Problem statement
Repeat each line exactly as it is written.

Materials provided
---------------
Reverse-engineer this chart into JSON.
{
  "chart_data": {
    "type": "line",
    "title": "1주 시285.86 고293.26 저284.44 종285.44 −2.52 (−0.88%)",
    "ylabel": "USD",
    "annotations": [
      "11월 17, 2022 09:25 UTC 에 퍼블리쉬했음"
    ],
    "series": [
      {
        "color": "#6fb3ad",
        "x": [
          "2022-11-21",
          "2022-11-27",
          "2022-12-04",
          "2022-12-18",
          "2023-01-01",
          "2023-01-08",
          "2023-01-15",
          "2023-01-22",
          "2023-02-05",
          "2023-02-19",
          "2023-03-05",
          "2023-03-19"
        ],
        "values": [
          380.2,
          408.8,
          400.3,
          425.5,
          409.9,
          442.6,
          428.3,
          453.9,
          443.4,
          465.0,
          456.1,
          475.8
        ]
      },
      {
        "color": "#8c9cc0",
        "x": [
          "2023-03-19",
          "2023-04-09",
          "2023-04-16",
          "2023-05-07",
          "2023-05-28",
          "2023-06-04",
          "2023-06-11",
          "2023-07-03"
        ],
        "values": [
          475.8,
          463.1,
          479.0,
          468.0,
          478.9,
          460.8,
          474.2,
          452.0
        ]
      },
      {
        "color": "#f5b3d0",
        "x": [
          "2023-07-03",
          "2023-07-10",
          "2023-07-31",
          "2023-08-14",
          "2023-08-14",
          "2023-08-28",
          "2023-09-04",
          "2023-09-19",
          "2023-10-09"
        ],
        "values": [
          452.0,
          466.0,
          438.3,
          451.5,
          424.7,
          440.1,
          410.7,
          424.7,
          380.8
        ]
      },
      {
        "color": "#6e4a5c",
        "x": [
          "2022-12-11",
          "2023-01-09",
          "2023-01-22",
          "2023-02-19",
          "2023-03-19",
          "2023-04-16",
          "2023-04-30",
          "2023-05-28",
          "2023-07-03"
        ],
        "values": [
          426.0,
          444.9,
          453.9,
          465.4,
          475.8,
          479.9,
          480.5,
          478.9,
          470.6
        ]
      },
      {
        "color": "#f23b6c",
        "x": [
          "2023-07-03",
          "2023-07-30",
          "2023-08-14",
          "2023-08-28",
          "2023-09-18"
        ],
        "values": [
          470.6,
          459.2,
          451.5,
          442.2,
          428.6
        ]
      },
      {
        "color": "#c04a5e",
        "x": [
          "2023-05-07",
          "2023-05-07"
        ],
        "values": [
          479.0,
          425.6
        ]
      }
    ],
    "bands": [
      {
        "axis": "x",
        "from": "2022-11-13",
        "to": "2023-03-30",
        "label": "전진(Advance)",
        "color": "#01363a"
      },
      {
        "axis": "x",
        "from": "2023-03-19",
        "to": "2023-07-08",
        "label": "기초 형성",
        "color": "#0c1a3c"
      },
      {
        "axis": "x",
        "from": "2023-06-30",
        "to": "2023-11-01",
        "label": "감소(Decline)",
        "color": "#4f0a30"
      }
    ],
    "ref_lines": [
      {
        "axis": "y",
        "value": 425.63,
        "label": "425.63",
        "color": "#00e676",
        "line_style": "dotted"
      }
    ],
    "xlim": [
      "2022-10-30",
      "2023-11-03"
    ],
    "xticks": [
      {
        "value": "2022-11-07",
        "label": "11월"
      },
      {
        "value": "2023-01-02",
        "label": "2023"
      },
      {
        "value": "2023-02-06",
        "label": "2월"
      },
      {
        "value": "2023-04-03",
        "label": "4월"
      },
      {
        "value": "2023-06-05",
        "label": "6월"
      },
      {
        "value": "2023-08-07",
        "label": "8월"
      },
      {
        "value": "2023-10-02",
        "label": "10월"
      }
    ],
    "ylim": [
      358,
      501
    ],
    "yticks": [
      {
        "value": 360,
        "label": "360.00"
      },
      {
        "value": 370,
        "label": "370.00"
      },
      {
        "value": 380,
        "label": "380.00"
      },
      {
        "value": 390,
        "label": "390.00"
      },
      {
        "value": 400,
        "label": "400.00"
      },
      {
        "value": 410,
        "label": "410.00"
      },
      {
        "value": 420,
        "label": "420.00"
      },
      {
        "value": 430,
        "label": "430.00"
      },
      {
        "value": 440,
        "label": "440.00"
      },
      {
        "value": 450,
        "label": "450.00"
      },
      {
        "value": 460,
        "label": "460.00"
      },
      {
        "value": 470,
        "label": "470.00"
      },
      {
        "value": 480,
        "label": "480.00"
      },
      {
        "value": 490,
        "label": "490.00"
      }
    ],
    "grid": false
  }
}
---------------
Solution to this task
Reverse-engineer this chart into JSON.
{
  "chart_data": {
    "type": "line",
    "title": "1주 시285.86 고293.26 저284.44 종285.44 −2.52 (−0.88%)",
    "ylabel": "USD",
    "annotations": [
      "11월 17, 2022 09:25 UTC 에 퍼블리쉬했음"
    ],
    "series": [
      {
        "color": "#6fb3ad",
        "x": [
          "2022-11-21",
          "2022-11-27",
          "2022-12-04",
          "2022-12-18",
          "2023-01-01",
          "2023-01-08",
          "2023-01-15",
          "2023-01-22",
          "2023-02-05",
          "2023-02-19",
          "2023-03-05",
          "2023-03-19"
        ],
        "values": [
          380.2,
          408.8,
          400.3,
          425.5,
          409.9,
          442.6,
          428.3,
          453.9,
          443.4,
          465.0,
          456.1,
          475.8
        ]
      },
      {
        "color": "#8c9cc0",
        "x": [
          "2023-03-19",
          "2023-04-09",
          "2023-04-16",
          "2023-05-07",
          "2023-05-28",
          "2023-06-04",
          "2023-06-11",
          "2023-07-03"
        ],
        "values": [
          475.8,
          463.1,
          479.0,
          468.0,
          478.9,
          460.8,
          474.2,
          452.0
        ]
      },
      {
        "color": "#f5b3d0",
        "x": [
          "2023-07-03",
          "2023-07-10",
          "2023-07-31",
          "2023-08-14",
          "2023-08-14",
          "2023-08-28",
          "2023-09-04",
          "2023-09-19",
          "2023-10-09"
        ],
        "values": [
          452.0,
          466.0,
          438.3,
          451.5,
          424.7,
          440.1,
          410.7,
          424.7,
          380.8
        ]
      },
      {
        "color": "#6e4a5c",
        "x": [
          "2022-12-11",
          "2023-01-09",
          "2023-01-22",
          "2023-02-19",
          "2023-03-19",
          "2023-04-16",
          "2023-04-30",
          "2023-05-28",
          "2023-07-03"
        ],
        "values": [
          426.0,
          444.9,
          453.9,
          465.4,
          475.8,
          479.9,
          480.5,
          478.9,
          470.6
        ]
      },
      {
        "color": "#f23b6c",
        "x": [
          "2023-07-03",
          "2023-07-30",
          "2023-08-14",
          "2023-08-28",
          "2023-09-18"
        ],
        "values": [
          470.6,
          459.2,
          451.5,
          442.2,
          428.6
        ]
      },
      {
        "color": "#c04a5e",
        "x": [
          "2023-05-07",
          "2023-05-07"
        ],
        "values": [
          479.0,
          425.6
        ]
      }
    ],
    "bands": [
      {
        "axis": "x",
        "from": "2022-11-13",
        "to": "2023-03-30",
        "label": "전진(Advance)",
        "color": "#01363a"
      },
      {
        "axis": "x",
        "from": "2023-03-19",
        "to": "2023-07-08",
        "label": "기초 형성",
        "color": "#0c1a3c"
      },
      {
        "axis": "x",
        "from": "2023-06-30",
        "to": "2023-11-01",
        "label": "감소(Decline)",
        "color": "#4f0a30"
      }
    ],
    "ref_lines": [
      {
        "axis": "y",
        "value": 425.63,
        "label": "425.63",
        "color": "#00e676",
        "line_style": "dotted"
      }
    ],
    "xlim": [
      "2022-10-30",
      "2023-11-03"
    ],
    "xticks": [
      {
        "value": "2022-11-07",
        "label": "11월"
      },
      {
        "value": "2023-01-02",
        "label": "2023"
      },
      {
        "value": "2023-02-06",
        "label": "2월"
      },
      {
        "value": "2023-04-03",
        "label": "4월"
      },
      {
        "value": "2023-06-05",
        "label": "6월"
      },
      {
        "value": "2023-08-07",
        "label": "8월"
      },
      {
        "value": "2023-10-02",
        "label": "10월"
      }
    ],
    "ylim": [
      358,
      501
    ],
    "yticks": [
      {
        "value": 360,
        "label": "360.00"
      },
      {
        "value": 370,
        "label": "370.00"
      },
      {
        "value": 380,
        "label": "380.00"
      },
      {
        "value": 390,
        "label": "390.00"
      },
      {
        "value": 400,
        "label": "400.00"
      },
      {
        "value": 410,
        "label": "410.00"
      },
      {
        "value": 420,
        "label": "420.00"
      },
      {
        "value": 430,
        "label": "430.00"
      },
      {
        "value": 440,
        "label": "440.00"
      },
      {
        "value": 450,
        "label": "450.00"
      },
      {
        "value": 460,
        "label": "460.00"
      },
      {
        "value": 470,
        "label": "470.00"
      },
      {
        "value": 480,
        "label": "480.00"
      },
      {
        "value": 490,
        "label": "490.00"
      }
    ],
    "grid": false
  }
}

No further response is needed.